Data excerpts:

________

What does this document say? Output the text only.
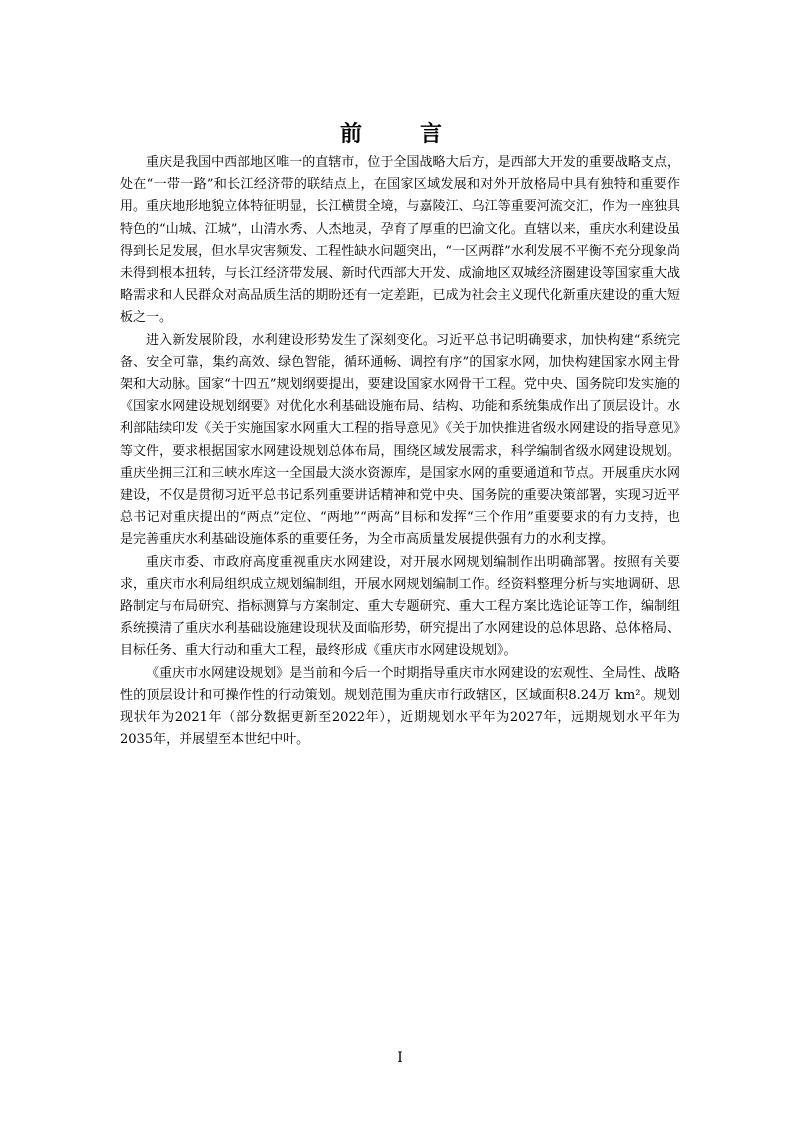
前　言

重庆是我国中西部地区唯一的直辖市，位于全国战略大后方，是西部大开发的重要战略支点，处在“一带一路”和长江经济带的联结点上，在国家区域发展和对外开放格局中具有独特和重要作用。重庆地形地貌立体特征明显，长江横贯全境，与嘉陵江、乌江等重要河流交汇，作为一座独具特色的“山城、江城”，山清水秀、人杰地灵，孕育了厚重的巴渝文化。直辖以来，重庆水利建设虽得到长足发展，但水旱灾害频发、工程性缺水问题突出，“一区两群”水利发展不平衡不充分现象尚未得到根本扭转，与长江经济带发展、新时代西部大开发、成渝地区双城经济圈建设等国家重大战略需求和人民群众对高品质生活的期盼还有一定差距，已成为社会主义现代化新重庆建设的重大短板之一。

进入新发展阶段，水利建设形势发生了深刻变化。习近平总书记明确要求，加快构建“系统完备、安全可靠，集约高效、绿色智能，循环通畅、调控有序”的国家水网，加快构建国家水网主骨架和大动脉。国家“十四五”规划纲要提出，要建设国家水网骨干工程。党中央、国务院印发实施的《国家水网建设规划纲要》对优化水利基础设施布局、结构、功能和系统集成作出了顶层设计。水利部陆续印发《关于实施国家水网重大工程的指导意见》《关于加快推进省级水网建设的指导意见》等文件，要求根据国家水网建设规划总体布局，围绕区域发展需求，科学编制省级水网建设规划。重庆坐拥三江和三峡水库这一全国最大淡水资源库，是国家水网的重要通道和节点。开展重庆水网建设，不仅是贯彻习近平总书记系列重要讲话精神和党中央、国务院的重要决策部署，实现习近平总书记对重庆提出的“两点”定位、“两地”“两高”目标和发挥“三个作用”重要要求的有力支持，也是完善重庆水利基础设施体系的重要任务，为全市高质量发展提供强有力的水利支撑。

重庆市委、市政府高度重视重庆水网建设，对开展水网规划编制作出明确部署。按照有关要求，重庆市水利局组织成立规划编制组，开展水网规划编制工作。经资料整理分析与实地调研、思路制定与布局研究、指标测算与方案制定、重大专题研究、重大工程方案比选论证等工作，编制组系统摸清了重庆水利基础设施建设现状及面临形势，研究提出了水网建设的总体思路、总体格局、目标任务、重大行动和重大工程，最终形成《重庆市水网建设规划》。

《重庆市水网建设规划》是当前和今后一个时期指导重庆市水网建设的宏观性、全局性、战略性的顶层设计和可操作性的行动策划。规划范围为重庆市行政辖区，区域面积8.24万 km²。规划现状年为2021年（部分数据更新至2022年），近期规划水平年为2027年，远期规划水平年为2035年，并展望至本世纪中叶。

I
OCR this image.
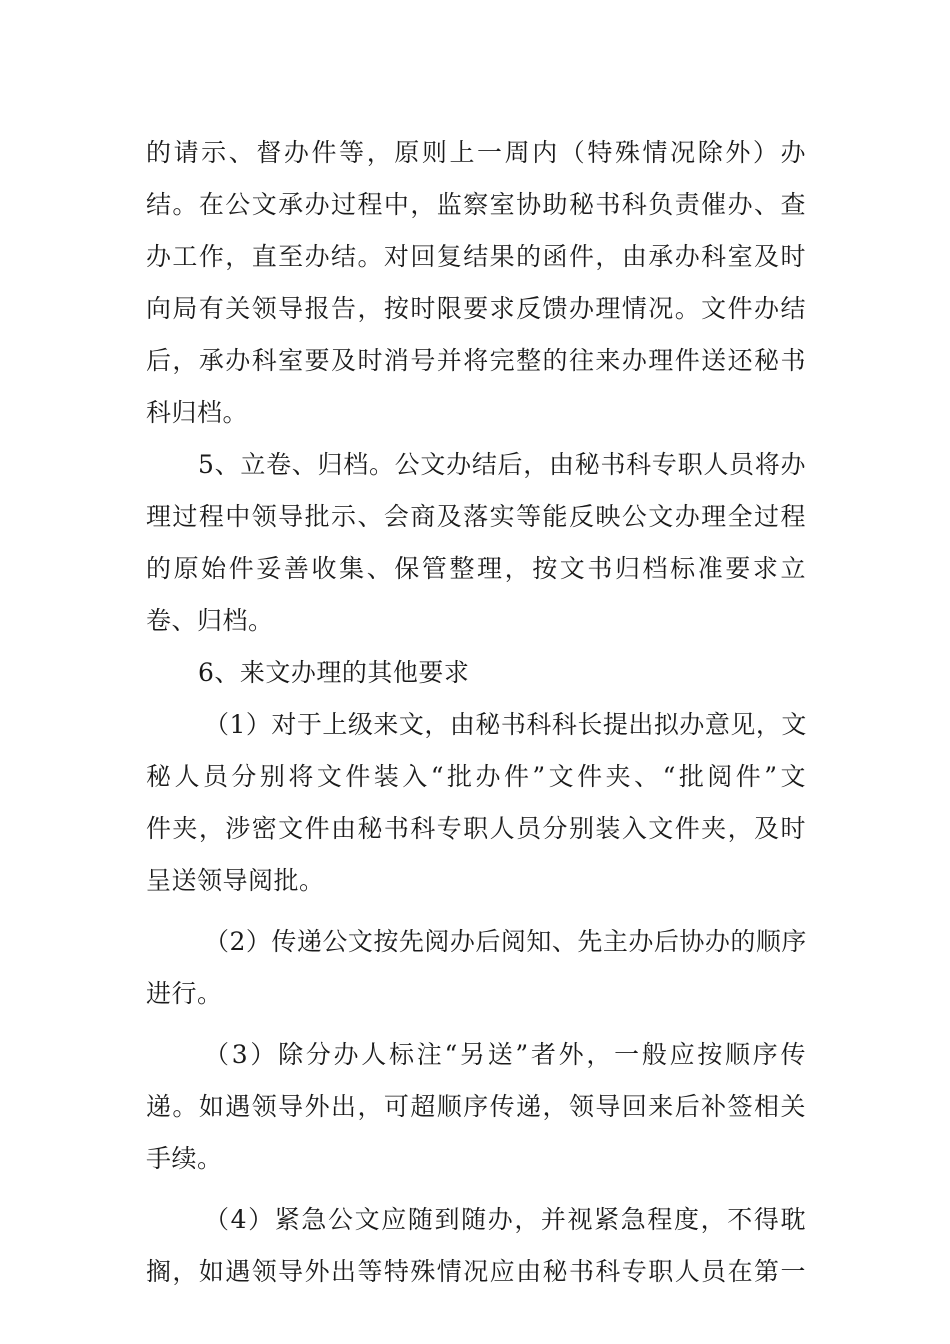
的请示、督办件等，原则上一周内（特殊情况除外）办
结。在公文承办过程中，监察室协助秘书科负责催办、查
办工作，直至办结。对回复结果的函件，由承办科室及时
向局有关领导报告，按时限要求反馈办理情况。文件办结
后，承办科室要及时消号并将完整的往来办理件送还秘书
科归档。
5、立卷、归档。公文办结后，由秘书科专职人员将办
理过程中领导批示、会商及落实等能反映公文办理全过程
的原始件妥善收集、保管整理，按文书归档标准要求立
卷、归档。
6、来文办理的其他要求
（1）对于上级来文，由秘书科科长提出拟办意见，文
秘人员分别将文件装入“批办件”文件夹、“批阅件”文
件夹，涉密文件由秘书科专职人员分别装入文件夹，及时
呈送领导阅批。
（2）传递公文按先阅办后阅知、先主办后协办的顺序
进行。
（3）除分办人标注“另送”者外，一般应按顺序传
递。如遇领导外出，可超顺序传递，领导回来后补签相关
手续。
（4）紧急公文应随到随办，并视紧急程度，不得耽
搁，如遇领导外出等特殊情况应由秘书科专职人员在第一
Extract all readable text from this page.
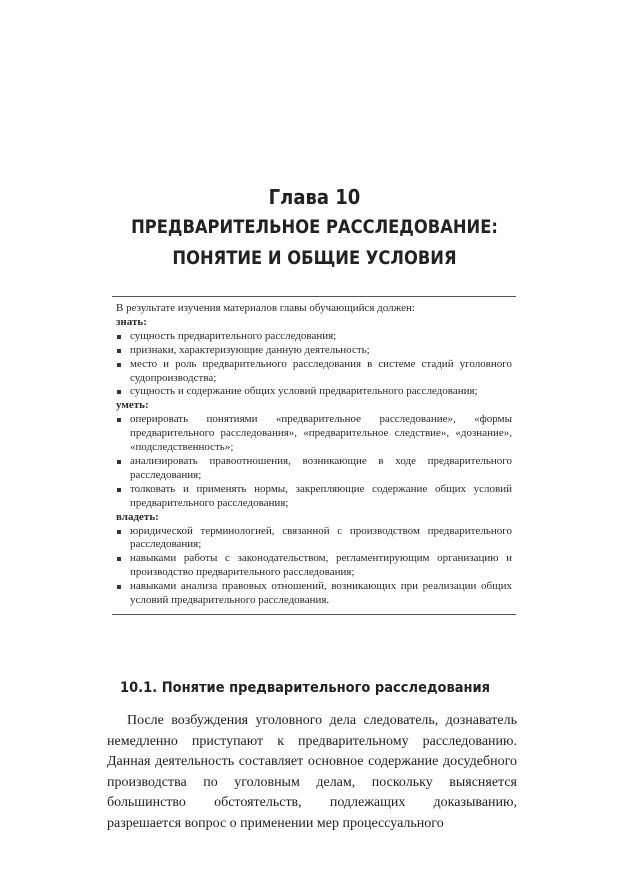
Глава 10
ПРЕДВАРИТЕЛЬНОЕ РАССЛЕДОВАНИЕ:
ПОНЯТИЕ И ОБЩИЕ УСЛОВИЯ

В результате изучения материалов главы обучающийся должен:

знать:

сущность предварительного расследования;
признаки, характеризующие данную деятельность;
место и роль предварительного расследования в системе стадий уголовного судопроизводства;
сущность и содержание общих условий предварительного расследования;

уметь:

оперировать понятиями «предварительное расследование», «формы предварительного расследования», «предварительное следствие», «дознание», «подследственность»;
анализировать правоотношения, возникающие в ходе предварительного расследования;
толковать и применять нормы, закрепляющие содержание общих условий предварительного расследования;

владеть:

юридической терминологией, связанной с производством предварительного расследования;
навыками работы с законодательством, регламентирующим организацию и производство предварительного расследования;
навыками анализа правовых отношений, возникающих при реализации общих условий предварительного расследования.
10.1. Понятие предварительного расследования

После возбуждения уголовного дела следователь, дознаватель немедленно приступают к предварительному расследованию. Данная деятельность составляет основное содержание досудебного производства по уголовным делам, поскольку выясняется большинство обстоятельств, подлежащих доказыванию, разрешается вопрос о применении мер процессуального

________

TASK STATEMENT: Quote the full listing above word for word; exclude every picture from the copy.

THE ANSWER:
What does this document say? Output the text only.
前　言

重庆是我国中西部地区唯一的直辖市，位于全国战略大后方，是西部大开发的重要战略支点，处在“一带一路”和长江经济带的联结点上，在国家区域发展和对外开放格局中具有独特和重要作用。重庆地形地貌立体特征明显，长江横贯全境，与嘉陵江、乌江等重要河流交汇，作为一座独具特色的“山城、江城”，山清水秀、人杰地灵，孕育了厚重的巴渝文化。直辖以来，重庆水利建设虽得到长足发展，但水旱灾害频发、工程性缺水问题突出，“一区两群”水利发展不平衡不充分现象尚未得到根本扭转，与长江经济带发展、新时代西部大开发、成渝地区双城经济圈建设等国家重大战略需求和人民群众对高品质生活的期盼还有一定差距，已成为社会主义现代化新重庆建设的重大短板之一。

进入新发展阶段，水利建设形势发生了深刻变化。习近平总书记明确要求，加快构建“系统完备、安全可靠，集约高效、绿色智能，循环通畅、调控有序”的国家水网，加快构建国家水网主骨架和大动脉。国家“十四五”规划纲要提出，要建设国家水网骨干工程。党中央、国务院印发实施的《国家水网建设规划纲要》对优化水利基础设施布局、结构、功能和系统集成作出了顶层设计。水利部陆续印发《关于实施国家水网重大工程的指导意见》《关于加快推进省级水网建设的指导意见》等文件，要求根据国家水网建设规划总体布局，围绕区域发展需求，科学编制省级水网建设规划。重庆坐拥三江和三峡水库这一全国最大淡水资源库，是国家水网的重要通道和节点。开展重庆水网建设，不仅是贯彻习近平总书记系列重要讲话精神和党中央、国务院的重要决策部署，实现习近平总书记对重庆提出的“两点”定位、“两地”“两高”目标和发挥“三个作用”重要要求的有力支持，也是完善重庆水利基础设施体系的重要任务，为全市高质量发展提供强有力的水利支撑。

重庆市委、市政府高度重视重庆水网建设，对开展水网规划编制作出明确部署。按照有关要求，重庆市水利局组织成立规划编制组，开展水网规划编制工作。经资料整理分析与实地调研、思路制定与布局研究、指标测算与方案制定、重大专题研究、重大工程方案比选论证等工作，编制组系统摸清了重庆水利基础设施建设现状及面临形势，研究提出了水网建设的总体思路、总体格局、目标任务、重大行动和重大工程，最终形成《重庆市水网建设规划》。

《重庆市水网建设规划》是当前和今后一个时期指导重庆市水网建设的宏观性、全局性、战略性的顶层设计和可操作性的行动策划。规划范围为重庆市行政辖区，区域面积8.24万 km²。规划现状年为2021年（部分数据更新至2022年），近期规划水平年为2027年，远期规划水平年为2035年，并展望至本世纪中叶。

I
OCR this image.
的请示、督办件等，原则上一周内（特殊情况除外）办
结。在公文承办过程中，监察室协助秘书科负责催办、查
办工作，直至办结。对回复结果的函件，由承办科室及时
向局有关领导报告，按时限要求反馈办理情况。文件办结
后，承办科室要及时消号并将完整的往来办理件送还秘书
科归档。
5、立卷、归档。公文办结后，由秘书科专职人员将办
理过程中领导批示、会商及落实等能反映公文办理全过程
的原始件妥善收集、保管整理，按文书归档标准要求立
卷、归档。
6、来文办理的其他要求
（1）对于上级来文，由秘书科科长提出拟办意见，文
秘人员分别将文件装入“批办件”文件夹、“批阅件”文
件夹，涉密文件由秘书科专职人员分别装入文件夹，及时
呈送领导阅批。
（2）传递公文按先阅办后阅知、先主办后协办的顺序
进行。
（3）除分办人标注“另送”者外，一般应按顺序传
递。如遇领导外出，可超顺序传递，领导回来后补签相关
手续。
（4）紧急公文应随到随办，并视紧急程度，不得耽
搁，如遇领导外出等特殊情况应由秘书科专职人员在第一
Extract all readable text from this page.
Глава 10
ПРЕДВАРИТЕЛЬНОЕ РАССЛЕДОВАНИЕ:
ПОНЯТИЕ И ОБЩИЕ УСЛОВИЯ

В результате изучения материалов главы обучающийся должен:

знать:

сущность предварительного расследования;
признаки, характеризующие данную деятельность;
место и роль предварительного расследования в системе стадий уголовного судопроизводства;
сущность и содержание общих условий предварительного расследования;

уметь:

оперировать понятиями «предварительное расследование», «формы предварительного расследования», «предварительное следствие», «дознание», «подследственность»;
анализировать правоотношения, возникающие в ходе предварительного расследования;
толковать и применять нормы, закрепляющие содержание общих условий предварительного расследования;

владеть:

юридической терминологией, связанной с производством предварительного расследования;
навыками работы с законодательством, регламентирующим организацию и производство предварительного расследования;
навыками анализа правовых отношений, возникающих при реализации общих условий предварительного расследования.
10.1. Понятие предварительного расследования

После возбуждения уголовного дела следователь, дознаватель немедленно приступают к предварительному расследованию. Данная деятельность составляет основное содержание досудебного производства по уголовным делам, поскольку выясняется большинство обстоятельств, подлежащих доказыванию, разрешается вопрос о применении мер процессуального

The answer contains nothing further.